[START]

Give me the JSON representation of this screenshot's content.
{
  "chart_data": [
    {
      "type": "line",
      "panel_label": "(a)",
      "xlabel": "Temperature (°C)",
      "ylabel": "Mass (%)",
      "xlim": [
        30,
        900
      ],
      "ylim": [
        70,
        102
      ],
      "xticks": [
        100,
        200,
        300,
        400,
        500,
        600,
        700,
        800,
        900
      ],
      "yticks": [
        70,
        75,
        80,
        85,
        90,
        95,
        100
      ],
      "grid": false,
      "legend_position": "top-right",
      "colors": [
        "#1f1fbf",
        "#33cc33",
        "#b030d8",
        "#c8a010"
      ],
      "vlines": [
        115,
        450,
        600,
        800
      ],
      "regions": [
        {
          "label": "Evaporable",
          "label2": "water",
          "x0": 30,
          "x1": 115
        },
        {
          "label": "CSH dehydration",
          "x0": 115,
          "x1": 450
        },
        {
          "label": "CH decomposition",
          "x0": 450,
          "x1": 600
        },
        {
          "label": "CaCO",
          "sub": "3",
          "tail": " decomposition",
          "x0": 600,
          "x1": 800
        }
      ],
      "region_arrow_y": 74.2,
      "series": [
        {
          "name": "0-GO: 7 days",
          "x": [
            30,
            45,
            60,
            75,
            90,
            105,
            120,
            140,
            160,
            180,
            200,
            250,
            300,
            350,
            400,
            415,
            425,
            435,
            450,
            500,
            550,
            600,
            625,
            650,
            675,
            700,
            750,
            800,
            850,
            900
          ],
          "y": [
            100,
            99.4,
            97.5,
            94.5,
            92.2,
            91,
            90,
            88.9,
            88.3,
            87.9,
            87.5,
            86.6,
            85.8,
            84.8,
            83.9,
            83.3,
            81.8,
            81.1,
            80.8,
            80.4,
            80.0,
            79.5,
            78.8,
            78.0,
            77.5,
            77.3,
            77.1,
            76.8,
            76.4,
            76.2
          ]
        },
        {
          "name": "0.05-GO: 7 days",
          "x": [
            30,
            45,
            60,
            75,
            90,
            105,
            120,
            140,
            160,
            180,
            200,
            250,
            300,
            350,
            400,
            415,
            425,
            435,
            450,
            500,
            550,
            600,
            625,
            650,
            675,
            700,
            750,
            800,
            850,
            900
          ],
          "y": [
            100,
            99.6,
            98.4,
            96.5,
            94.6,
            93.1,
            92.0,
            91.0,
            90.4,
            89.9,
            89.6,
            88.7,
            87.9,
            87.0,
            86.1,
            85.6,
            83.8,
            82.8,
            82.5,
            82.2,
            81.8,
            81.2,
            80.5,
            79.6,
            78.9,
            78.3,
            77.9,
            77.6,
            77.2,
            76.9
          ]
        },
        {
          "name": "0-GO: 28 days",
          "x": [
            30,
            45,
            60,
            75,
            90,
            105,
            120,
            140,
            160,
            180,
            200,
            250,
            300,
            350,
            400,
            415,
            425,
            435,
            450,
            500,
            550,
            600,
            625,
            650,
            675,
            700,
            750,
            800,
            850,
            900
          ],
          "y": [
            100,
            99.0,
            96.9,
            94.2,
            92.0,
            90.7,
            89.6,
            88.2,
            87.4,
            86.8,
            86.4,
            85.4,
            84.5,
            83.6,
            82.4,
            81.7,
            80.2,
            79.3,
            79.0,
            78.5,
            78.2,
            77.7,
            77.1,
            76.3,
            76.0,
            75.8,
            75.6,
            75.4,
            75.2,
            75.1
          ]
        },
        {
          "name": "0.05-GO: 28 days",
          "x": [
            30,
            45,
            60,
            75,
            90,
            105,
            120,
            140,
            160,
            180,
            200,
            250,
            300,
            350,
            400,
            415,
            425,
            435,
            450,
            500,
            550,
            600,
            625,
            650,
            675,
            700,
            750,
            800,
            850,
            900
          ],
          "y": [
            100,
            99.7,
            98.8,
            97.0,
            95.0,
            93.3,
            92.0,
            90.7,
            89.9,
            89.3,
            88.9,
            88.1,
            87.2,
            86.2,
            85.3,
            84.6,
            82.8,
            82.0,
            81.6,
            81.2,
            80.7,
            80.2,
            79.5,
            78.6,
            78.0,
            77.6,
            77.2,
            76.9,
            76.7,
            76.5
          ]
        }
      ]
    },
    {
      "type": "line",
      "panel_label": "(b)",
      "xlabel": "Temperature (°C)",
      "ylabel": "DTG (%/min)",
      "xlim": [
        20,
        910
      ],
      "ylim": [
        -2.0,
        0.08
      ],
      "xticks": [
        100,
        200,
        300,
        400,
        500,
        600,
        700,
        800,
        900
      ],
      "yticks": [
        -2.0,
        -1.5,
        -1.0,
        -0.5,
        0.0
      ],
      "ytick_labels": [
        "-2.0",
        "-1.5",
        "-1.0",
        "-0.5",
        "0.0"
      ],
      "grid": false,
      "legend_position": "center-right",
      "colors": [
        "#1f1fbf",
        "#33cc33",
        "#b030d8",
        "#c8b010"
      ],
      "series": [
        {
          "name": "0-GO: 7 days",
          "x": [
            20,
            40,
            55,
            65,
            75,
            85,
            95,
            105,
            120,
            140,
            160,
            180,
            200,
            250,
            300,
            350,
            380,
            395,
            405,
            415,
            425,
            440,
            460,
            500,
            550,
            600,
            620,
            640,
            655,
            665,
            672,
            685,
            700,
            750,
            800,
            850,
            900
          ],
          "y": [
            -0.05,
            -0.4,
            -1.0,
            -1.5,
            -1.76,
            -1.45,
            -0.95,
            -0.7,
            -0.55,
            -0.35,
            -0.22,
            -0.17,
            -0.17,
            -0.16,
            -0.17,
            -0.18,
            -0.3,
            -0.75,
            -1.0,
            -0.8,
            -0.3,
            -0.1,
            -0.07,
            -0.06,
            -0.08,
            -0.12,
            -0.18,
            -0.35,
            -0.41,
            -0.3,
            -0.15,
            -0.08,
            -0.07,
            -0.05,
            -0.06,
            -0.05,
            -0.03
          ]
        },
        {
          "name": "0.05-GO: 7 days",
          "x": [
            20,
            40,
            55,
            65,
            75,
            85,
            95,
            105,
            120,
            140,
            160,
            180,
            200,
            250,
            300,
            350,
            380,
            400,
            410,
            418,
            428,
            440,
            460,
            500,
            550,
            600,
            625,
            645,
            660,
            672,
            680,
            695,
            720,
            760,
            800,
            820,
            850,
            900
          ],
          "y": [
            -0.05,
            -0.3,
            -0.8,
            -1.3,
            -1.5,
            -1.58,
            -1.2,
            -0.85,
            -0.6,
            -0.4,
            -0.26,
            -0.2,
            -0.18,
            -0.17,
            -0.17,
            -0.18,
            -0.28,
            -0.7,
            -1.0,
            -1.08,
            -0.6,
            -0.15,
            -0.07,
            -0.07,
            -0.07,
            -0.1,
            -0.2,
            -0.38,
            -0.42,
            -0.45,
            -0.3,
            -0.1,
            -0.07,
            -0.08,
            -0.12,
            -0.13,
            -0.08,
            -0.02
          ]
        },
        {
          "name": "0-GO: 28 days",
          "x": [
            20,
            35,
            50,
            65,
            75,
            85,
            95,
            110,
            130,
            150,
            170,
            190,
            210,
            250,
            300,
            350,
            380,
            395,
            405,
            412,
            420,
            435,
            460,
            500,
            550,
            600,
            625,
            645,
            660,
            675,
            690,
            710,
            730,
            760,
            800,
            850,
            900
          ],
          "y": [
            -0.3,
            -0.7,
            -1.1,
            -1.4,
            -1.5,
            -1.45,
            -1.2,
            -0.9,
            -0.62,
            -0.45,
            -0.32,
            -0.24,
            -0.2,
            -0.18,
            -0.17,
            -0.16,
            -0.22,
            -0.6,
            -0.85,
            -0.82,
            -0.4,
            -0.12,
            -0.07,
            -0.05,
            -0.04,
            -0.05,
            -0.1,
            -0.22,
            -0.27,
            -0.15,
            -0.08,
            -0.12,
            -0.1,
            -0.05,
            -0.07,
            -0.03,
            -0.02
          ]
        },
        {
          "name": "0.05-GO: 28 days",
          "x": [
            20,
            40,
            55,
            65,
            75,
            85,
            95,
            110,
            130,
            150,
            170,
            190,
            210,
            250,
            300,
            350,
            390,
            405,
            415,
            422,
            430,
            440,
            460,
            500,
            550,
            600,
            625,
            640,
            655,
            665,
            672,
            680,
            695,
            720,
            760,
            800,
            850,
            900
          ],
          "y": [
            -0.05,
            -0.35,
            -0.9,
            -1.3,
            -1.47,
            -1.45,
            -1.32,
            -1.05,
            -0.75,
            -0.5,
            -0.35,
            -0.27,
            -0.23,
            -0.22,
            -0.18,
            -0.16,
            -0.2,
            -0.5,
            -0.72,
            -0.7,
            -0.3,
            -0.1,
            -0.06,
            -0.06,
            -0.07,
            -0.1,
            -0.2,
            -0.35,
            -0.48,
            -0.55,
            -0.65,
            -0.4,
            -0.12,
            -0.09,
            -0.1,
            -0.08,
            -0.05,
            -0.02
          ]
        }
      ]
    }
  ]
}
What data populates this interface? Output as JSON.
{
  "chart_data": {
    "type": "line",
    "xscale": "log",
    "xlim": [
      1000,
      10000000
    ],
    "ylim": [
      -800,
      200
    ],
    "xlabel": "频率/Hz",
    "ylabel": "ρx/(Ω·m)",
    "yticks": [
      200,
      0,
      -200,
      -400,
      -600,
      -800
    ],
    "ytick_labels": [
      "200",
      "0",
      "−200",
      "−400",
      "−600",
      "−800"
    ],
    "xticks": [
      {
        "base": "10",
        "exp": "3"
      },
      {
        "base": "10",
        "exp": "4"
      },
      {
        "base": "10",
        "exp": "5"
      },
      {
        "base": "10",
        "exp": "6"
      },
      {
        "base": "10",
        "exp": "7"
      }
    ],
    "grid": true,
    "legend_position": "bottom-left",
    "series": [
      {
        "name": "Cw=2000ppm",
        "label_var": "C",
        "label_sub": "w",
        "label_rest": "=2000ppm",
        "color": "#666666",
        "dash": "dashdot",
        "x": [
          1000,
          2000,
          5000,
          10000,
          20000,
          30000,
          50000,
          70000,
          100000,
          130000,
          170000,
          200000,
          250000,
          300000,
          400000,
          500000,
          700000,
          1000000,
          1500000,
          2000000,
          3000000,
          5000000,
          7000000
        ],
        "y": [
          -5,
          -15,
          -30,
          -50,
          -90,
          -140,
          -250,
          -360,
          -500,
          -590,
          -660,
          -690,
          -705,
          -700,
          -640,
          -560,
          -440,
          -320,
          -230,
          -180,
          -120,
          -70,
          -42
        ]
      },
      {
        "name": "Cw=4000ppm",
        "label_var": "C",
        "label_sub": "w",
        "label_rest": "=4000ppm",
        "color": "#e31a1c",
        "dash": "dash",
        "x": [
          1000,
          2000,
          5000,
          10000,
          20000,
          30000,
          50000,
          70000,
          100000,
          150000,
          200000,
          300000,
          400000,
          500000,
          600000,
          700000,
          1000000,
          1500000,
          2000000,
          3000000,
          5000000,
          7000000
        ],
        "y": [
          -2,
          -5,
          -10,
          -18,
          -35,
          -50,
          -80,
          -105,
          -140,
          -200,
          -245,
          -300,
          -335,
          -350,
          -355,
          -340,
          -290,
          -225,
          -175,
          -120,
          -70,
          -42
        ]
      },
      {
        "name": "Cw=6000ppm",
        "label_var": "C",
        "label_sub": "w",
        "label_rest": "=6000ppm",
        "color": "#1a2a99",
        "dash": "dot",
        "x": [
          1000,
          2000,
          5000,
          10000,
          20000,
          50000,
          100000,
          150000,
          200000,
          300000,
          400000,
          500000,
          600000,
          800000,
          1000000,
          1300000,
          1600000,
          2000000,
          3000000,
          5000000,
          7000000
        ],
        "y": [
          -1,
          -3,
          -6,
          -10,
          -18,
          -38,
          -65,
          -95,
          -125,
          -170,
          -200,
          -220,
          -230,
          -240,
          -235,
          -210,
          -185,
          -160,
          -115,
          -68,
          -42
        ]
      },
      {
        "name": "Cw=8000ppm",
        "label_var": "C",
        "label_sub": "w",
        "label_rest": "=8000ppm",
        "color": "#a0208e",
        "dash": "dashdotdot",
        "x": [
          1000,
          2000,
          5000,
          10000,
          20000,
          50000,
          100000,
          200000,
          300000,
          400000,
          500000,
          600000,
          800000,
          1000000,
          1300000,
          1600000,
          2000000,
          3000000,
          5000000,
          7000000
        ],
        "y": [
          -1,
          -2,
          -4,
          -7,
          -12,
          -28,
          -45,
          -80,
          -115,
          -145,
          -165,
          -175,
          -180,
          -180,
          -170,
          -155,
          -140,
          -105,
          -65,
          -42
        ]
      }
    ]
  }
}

[END]

## Given request
State only the number of lines in these entries that contain "dash".

## Response to this exercise
4